───── GIVEN DATA
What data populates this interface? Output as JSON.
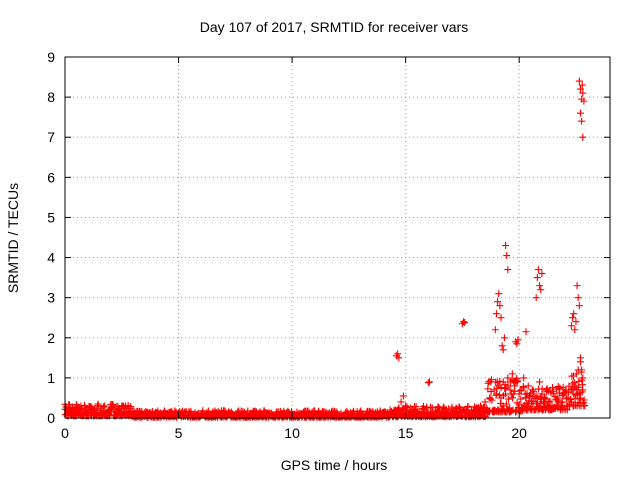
{
  "chart_data": {
    "type": "scatter",
    "title": "Day 107 of 2017, SRMTID for receiver vars",
    "xlabel": "GPS time / hours",
    "ylabel": "SRMTID / TECUs",
    "xlim": [
      0,
      24
    ],
    "ylim": [
      0,
      9
    ],
    "x_ticks": [
      "0",
      "5",
      "10",
      "15",
      "20"
    ],
    "x_tick_values": [
      0,
      5,
      10,
      15,
      20
    ],
    "y_ticks": [
      "0",
      "1",
      "2",
      "3",
      "4",
      "5",
      "6",
      "7",
      "8",
      "9"
    ],
    "y_tick_values": [
      0,
      1,
      2,
      3,
      4,
      5,
      6,
      7,
      8,
      9
    ],
    "grid": true,
    "marker": "plus",
    "color": "#ff0000",
    "series": [
      {
        "x": [
          0.0,
          0.1,
          0.2,
          0.3,
          0.5,
          0.7,
          0.9,
          1.1,
          1.3,
          1.6,
          1.9,
          2.2,
          2.5,
          2.8,
          3.1,
          3.4,
          3.7,
          4.0,
          4.3,
          4.6,
          4.9,
          5.2,
          5.5,
          5.8,
          6.1,
          6.4,
          6.7,
          7.0,
          7.3,
          7.6,
          7.9,
          8.2,
          8.5,
          8.8,
          9.1,
          9.4,
          9.7,
          10.0,
          10.3,
          10.6,
          10.9,
          11.2,
          11.5,
          11.8,
          12.1,
          12.4,
          12.7,
          13.0,
          13.3,
          13.6,
          13.9,
          14.2,
          14.5,
          14.7,
          14.8,
          14.9,
          15.0,
          15.2,
          15.5,
          15.8,
          16.1,
          16.4,
          16.7,
          17.0,
          17.3,
          17.6,
          17.9,
          18.1,
          18.3,
          18.5,
          18.7,
          18.9,
          19.0,
          19.1,
          19.2,
          19.3,
          19.4,
          19.5,
          19.6,
          19.7,
          19.8,
          19.9,
          20.0,
          20.1,
          20.2,
          20.3,
          20.4,
          20.5,
          20.6,
          20.7,
          20.8,
          20.9,
          21.0,
          21.1,
          21.2,
          21.3,
          21.5,
          21.7,
          21.9,
          22.1,
          22.3,
          22.4,
          22.5,
          22.6,
          22.7,
          22.8,
          14.6,
          14.65,
          14.7,
          16.0,
          16.05,
          17.5,
          17.55,
          17.6,
          18.95,
          19.0,
          19.05,
          19.1,
          19.15,
          19.2,
          19.25,
          19.3,
          19.35,
          19.4,
          19.45,
          19.5,
          19.85,
          19.9,
          19.95,
          20.3,
          20.75,
          20.8,
          20.85,
          20.9,
          20.95,
          21.0,
          22.3,
          22.35,
          22.4,
          22.45,
          22.5,
          22.55,
          22.6,
          22.65,
          22.7,
          22.75,
          22.8,
          22.65,
          22.7,
          22.75,
          22.8,
          22.85,
          22.7,
          22.75,
          22.8,
          22.78
        ],
        "y": [
          0.22,
          0.18,
          0.15,
          0.2,
          0.25,
          0.3,
          0.25,
          0.28,
          0.22,
          0.24,
          0.18,
          0.2,
          0.28,
          0.15,
          0.12,
          0.1,
          0.12,
          0.08,
          0.1,
          0.14,
          0.1,
          0.09,
          0.08,
          0.07,
          0.08,
          0.1,
          0.09,
          0.1,
          0.12,
          0.15,
          0.14,
          0.12,
          0.1,
          0.12,
          0.1,
          0.08,
          0.09,
          0.1,
          0.08,
          0.09,
          0.1,
          0.09,
          0.08,
          0.07,
          0.08,
          0.09,
          0.08,
          0.07,
          0.09,
          0.1,
          0.12,
          0.1,
          0.13,
          0.25,
          0.4,
          0.55,
          0.3,
          0.1,
          0.12,
          0.1,
          0.15,
          0.18,
          0.12,
          0.14,
          0.1,
          0.12,
          0.2,
          0.25,
          0.3,
          0.4,
          0.5,
          0.7,
          0.6,
          0.8,
          0.5,
          0.9,
          0.6,
          1.0,
          0.7,
          1.1,
          0.8,
          0.9,
          0.6,
          0.7,
          1.0,
          0.5,
          0.8,
          0.6,
          0.7,
          0.5,
          0.4,
          0.9,
          0.6,
          0.5,
          0.7,
          0.4,
          0.6,
          0.5,
          0.4,
          0.3,
          0.4,
          0.6,
          0.8,
          1.2,
          1.4,
          0.7,
          1.55,
          1.6,
          1.5,
          0.88,
          0.9,
          2.35,
          2.4,
          2.38,
          2.2,
          2.6,
          2.9,
          3.1,
          2.8,
          2.5,
          1.8,
          1.7,
          2.0,
          4.3,
          4.05,
          3.7,
          1.9,
          1.85,
          1.95,
          2.15,
          3.0,
          3.5,
          3.7,
          3.3,
          3.2,
          3.6,
          2.3,
          2.5,
          2.6,
          2.2,
          2.4,
          3.3,
          3.0,
          2.8,
          1.5,
          1.2,
          1.0,
          8.4,
          8.2,
          7.95,
          8.1,
          7.9,
          7.6,
          7.4,
          7.0,
          8.3
        ],
        "dense_bands": [
          {
            "x_from": 0.0,
            "x_to": 3.0,
            "y_from": 0.05,
            "y_to": 0.35
          },
          {
            "x_from": 3.0,
            "x_to": 14.3,
            "y_from": 0.02,
            "y_to": 0.18
          },
          {
            "x_from": 14.3,
            "x_to": 18.6,
            "y_from": 0.03,
            "y_to": 0.3
          },
          {
            "x_from": 18.6,
            "x_to": 20.2,
            "y_from": 0.15,
            "y_to": 1.0
          },
          {
            "x_from": 20.2,
            "x_to": 22.3,
            "y_from": 0.2,
            "y_to": 0.8
          },
          {
            "x_from": 22.3,
            "x_to": 22.9,
            "y_from": 0.3,
            "y_to": 1.2
          }
        ]
      }
    ]
  }
}
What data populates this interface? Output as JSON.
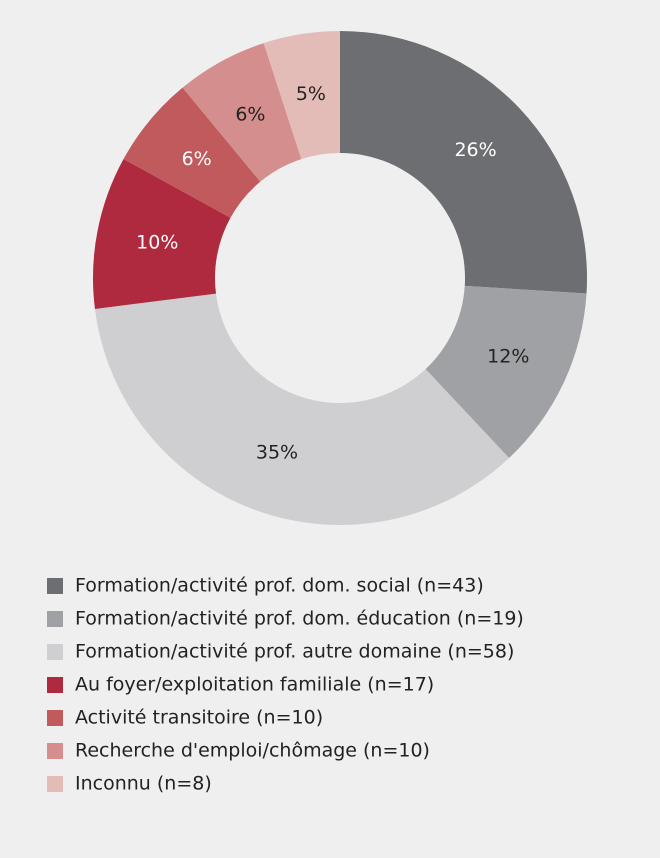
──────────
- **YOUR GOAL**:
Every line above should be returned exactly; the pictures stay out.

- **OUTPUT FOR THIS TASK**:
What data populates this interface? Output as JSON.
{
  "chart_data": {
    "type": "scatter",
    "title": "Day 107 of 2017, SRMTID for receiver vars",
    "xlabel": "GPS time / hours",
    "ylabel": "SRMTID / TECUs",
    "xlim": [
      0,
      24
    ],
    "ylim": [
      0,
      9
    ],
    "x_ticks": [
      "0",
      "5",
      "10",
      "15",
      "20"
    ],
    "x_tick_values": [
      0,
      5,
      10,
      15,
      20
    ],
    "y_ticks": [
      "0",
      "1",
      "2",
      "3",
      "4",
      "5",
      "6",
      "7",
      "8",
      "9"
    ],
    "y_tick_values": [
      0,
      1,
      2,
      3,
      4,
      5,
      6,
      7,
      8,
      9
    ],
    "grid": true,
    "marker": "plus",
    "color": "#ff0000",
    "series": [
      {
        "x": [
          0.0,
          0.1,
          0.2,
          0.3,
          0.5,
          0.7,
          0.9,
          1.1,
          1.3,
          1.6,
          1.9,
          2.2,
          2.5,
          2.8,
          3.1,
          3.4,
          3.7,
          4.0,
          4.3,
          4.6,
          4.9,
          5.2,
          5.5,
          5.8,
          6.1,
          6.4,
          6.7,
          7.0,
          7.3,
          7.6,
          7.9,
          8.2,
          8.5,
          8.8,
          9.1,
          9.4,
          9.7,
          10.0,
          10.3,
          10.6,
          10.9,
          11.2,
          11.5,
          11.8,
          12.1,
          12.4,
          12.7,
          13.0,
          13.3,
          13.6,
          13.9,
          14.2,
          14.5,
          14.7,
          14.8,
          14.9,
          15.0,
          15.2,
          15.5,
          15.8,
          16.1,
          16.4,
          16.7,
          17.0,
          17.3,
          17.6,
          17.9,
          18.1,
          18.3,
          18.5,
          18.7,
          18.9,
          19.0,
          19.1,
          19.2,
          19.3,
          19.4,
          19.5,
          19.6,
          19.7,
          19.8,
          19.9,
          20.0,
          20.1,
          20.2,
          20.3,
          20.4,
          20.5,
          20.6,
          20.7,
          20.8,
          20.9,
          21.0,
          21.1,
          21.2,
          21.3,
          21.5,
          21.7,
          21.9,
          22.1,
          22.3,
          22.4,
          22.5,
          22.6,
          22.7,
          22.8,
          14.6,
          14.65,
          14.7,
          16.0,
          16.05,
          17.5,
          17.55,
          17.6,
          18.95,
          19.0,
          19.05,
          19.1,
          19.15,
          19.2,
          19.25,
          19.3,
          19.35,
          19.4,
          19.45,
          19.5,
          19.85,
          19.9,
          19.95,
          20.3,
          20.75,
          20.8,
          20.85,
          20.9,
          20.95,
          21.0,
          22.3,
          22.35,
          22.4,
          22.45,
          22.5,
          22.55,
          22.6,
          22.65,
          22.7,
          22.75,
          22.8,
          22.65,
          22.7,
          22.75,
          22.8,
          22.85,
          22.7,
          22.75,
          22.8,
          22.78
        ],
        "y": [
          0.22,
          0.18,
          0.15,
          0.2,
          0.25,
          0.3,
          0.25,
          0.28,
          0.22,
          0.24,
          0.18,
          0.2,
          0.28,
          0.15,
          0.12,
          0.1,
          0.12,
          0.08,
          0.1,
          0.14,
          0.1,
          0.09,
          0.08,
          0.07,
          0.08,
          0.1,
          0.09,
          0.1,
          0.12,
          0.15,
          0.14,
          0.12,
          0.1,
          0.12,
          0.1,
          0.08,
          0.09,
          0.1,
          0.08,
          0.09,
          0.1,
          0.09,
          0.08,
          0.07,
          0.08,
          0.09,
          0.08,
          0.07,
          0.09,
          0.1,
          0.12,
          0.1,
          0.13,
          0.25,
          0.4,
          0.55,
          0.3,
          0.1,
          0.12,
          0.1,
          0.15,
          0.18,
          0.12,
          0.14,
          0.1,
          0.12,
          0.2,
          0.25,
          0.3,
          0.4,
          0.5,
          0.7,
          0.6,
          0.8,
          0.5,
          0.9,
          0.6,
          1.0,
          0.7,
          1.1,
          0.8,
          0.9,
          0.6,
          0.7,
          1.0,
          0.5,
          0.8,
          0.6,
          0.7,
          0.5,
          0.4,
          0.9,
          0.6,
          0.5,
          0.7,
          0.4,
          0.6,
          0.5,
          0.4,
          0.3,
          0.4,
          0.6,
          0.8,
          1.2,
          1.4,
          0.7,
          1.55,
          1.6,
          1.5,
          0.88,
          0.9,
          2.35,
          2.4,
          2.38,
          2.2,
          2.6,
          2.9,
          3.1,
          2.8,
          2.5,
          1.8,
          1.7,
          2.0,
          4.3,
          4.05,
          3.7,
          1.9,
          1.85,
          1.95,
          2.15,
          3.0,
          3.5,
          3.7,
          3.3,
          3.2,
          3.6,
          2.3,
          2.5,
          2.6,
          2.2,
          2.4,
          3.3,
          3.0,
          2.8,
          1.5,
          1.2,
          1.0,
          8.4,
          8.2,
          7.95,
          8.1,
          7.9,
          7.6,
          7.4,
          7.0,
          8.3
        ],
        "dense_bands": [
          {
            "x_from": 0.0,
            "x_to": 3.0,
            "y_from": 0.05,
            "y_to": 0.35
          },
          {
            "x_from": 3.0,
            "x_to": 14.3,
            "y_from": 0.02,
            "y_to": 0.18
          },
          {
            "x_from": 14.3,
            "x_to": 18.6,
            "y_from": 0.03,
            "y_to": 0.3
          },
          {
            "x_from": 18.6,
            "x_to": 20.2,
            "y_from": 0.15,
            "y_to": 1.0
          },
          {
            "x_from": 20.2,
            "x_to": 22.3,
            "y_from": 0.2,
            "y_to": 0.8
          },
          {
            "x_from": 22.3,
            "x_to": 22.9,
            "y_from": 0.3,
            "y_to": 1.2
          }
        ]
      }
    ]
  }
}
What data populates this interface? Output as JSON.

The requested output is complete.